--- Begin ---
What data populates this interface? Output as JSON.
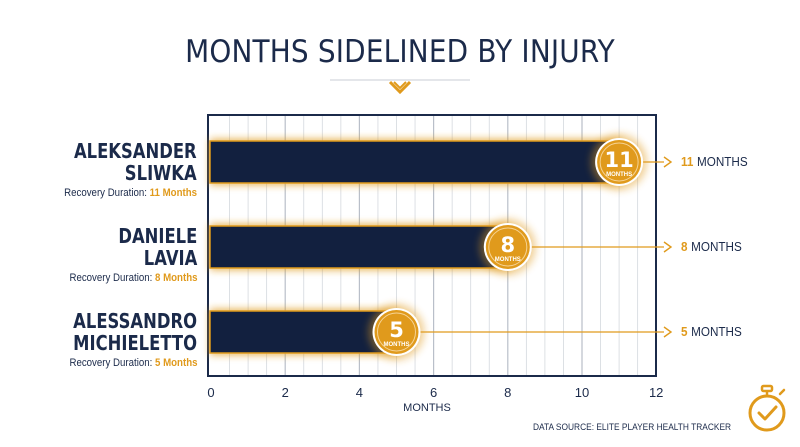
{
  "chart_data": {
    "type": "bar",
    "orientation": "horizontal",
    "title": "MONTHS SIDELINED BY INJURY",
    "xlabel": "MONTHS",
    "xlim": [
      0,
      12
    ],
    "xticks": [
      0,
      2,
      4,
      6,
      8,
      10,
      12
    ],
    "grid": true,
    "categories": [
      {
        "lines": [
          "ALEKSANDER",
          "SLIWKA"
        ],
        "recovery_prefix": "Recovery Duration:",
        "recovery_value": "11 Months",
        "badge_unit": "MONTHS",
        "side_unit": "MONTHS"
      },
      {
        "lines": [
          "DANIELE",
          "LAVIA"
        ],
        "recovery_prefix": "Recovery Duration:",
        "recovery_value": "8 Months",
        "badge_unit": "MONTHS",
        "side_unit": "MONTHS"
      },
      {
        "lines": [
          "ALESSANDRO",
          "MICHIELETTO"
        ],
        "recovery_prefix": "Recovery Duration:",
        "recovery_value": "5 Months",
        "badge_unit": "MONTHS",
        "side_unit": "MONTHS"
      }
    ],
    "values": [
      11,
      8,
      5
    ],
    "source": "DATA SOURCE: ELITE PLAYER HEALTH TRACKER"
  },
  "colors": {
    "bar": "#12203f",
    "accent": "#e09a1c",
    "text": "#1b2a4a",
    "grid": "#d4d8de",
    "frame": "#1b2a4a"
  },
  "icons": {
    "title_marker": "chevron-down-icon",
    "corner": "stopwatch-check-icon"
  }
}
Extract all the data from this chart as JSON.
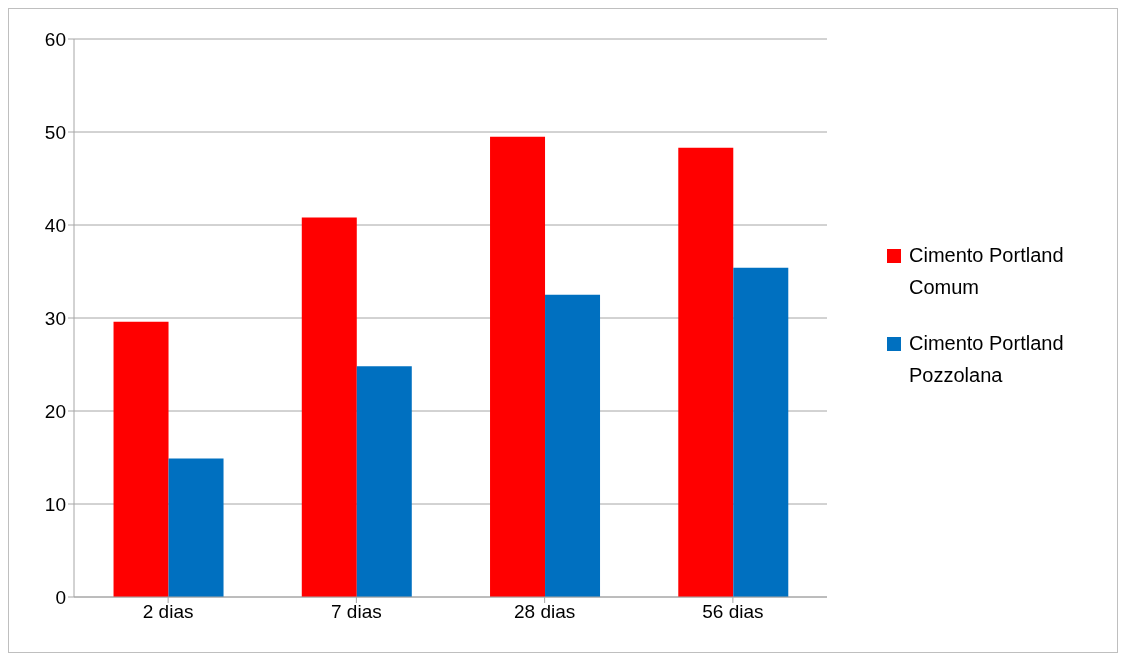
{
  "chart_data": {
    "type": "bar",
    "categories": [
      "2 dias",
      "7 dias",
      "28 dias",
      "56 dias"
    ],
    "series": [
      {
        "name": "Cimento Portland Comum",
        "color": "#ff0000",
        "values": [
          29.6,
          40.8,
          49.5,
          48.3
        ]
      },
      {
        "name": "Cimento Portland Pozzolana",
        "color": "#0070c0",
        "values": [
          14.9,
          24.8,
          32.5,
          35.4
        ]
      }
    ],
    "ylim": [
      0,
      60
    ],
    "yticks": [
      0,
      10,
      20,
      30,
      40,
      50,
      60
    ],
    "grid": "y",
    "legend": "right"
  }
}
--- End ---
- [What you have to do] Quote the material above exactly, from the line holding "Extract all the data from this chart as JSON." through its last line, including both. Omit the pictures.

- [Complete answer]
Extract all the data from this chart as JSON.
{
  "chart_data": {
    "type": "bar",
    "categories": [
      "2 dias",
      "7 dias",
      "28 dias",
      "56 dias"
    ],
    "series": [
      {
        "name": "Cimento Portland Comum",
        "color": "#ff0000",
        "values": [
          29.6,
          40.8,
          49.5,
          48.3
        ]
      },
      {
        "name": "Cimento Portland Pozzolana",
        "color": "#0070c0",
        "values": [
          14.9,
          24.8,
          32.5,
          35.4
        ]
      }
    ],
    "ylim": [
      0,
      60
    ],
    "yticks": [
      0,
      10,
      20,
      30,
      40,
      50,
      60
    ],
    "grid": "y",
    "legend": "right"
  }
}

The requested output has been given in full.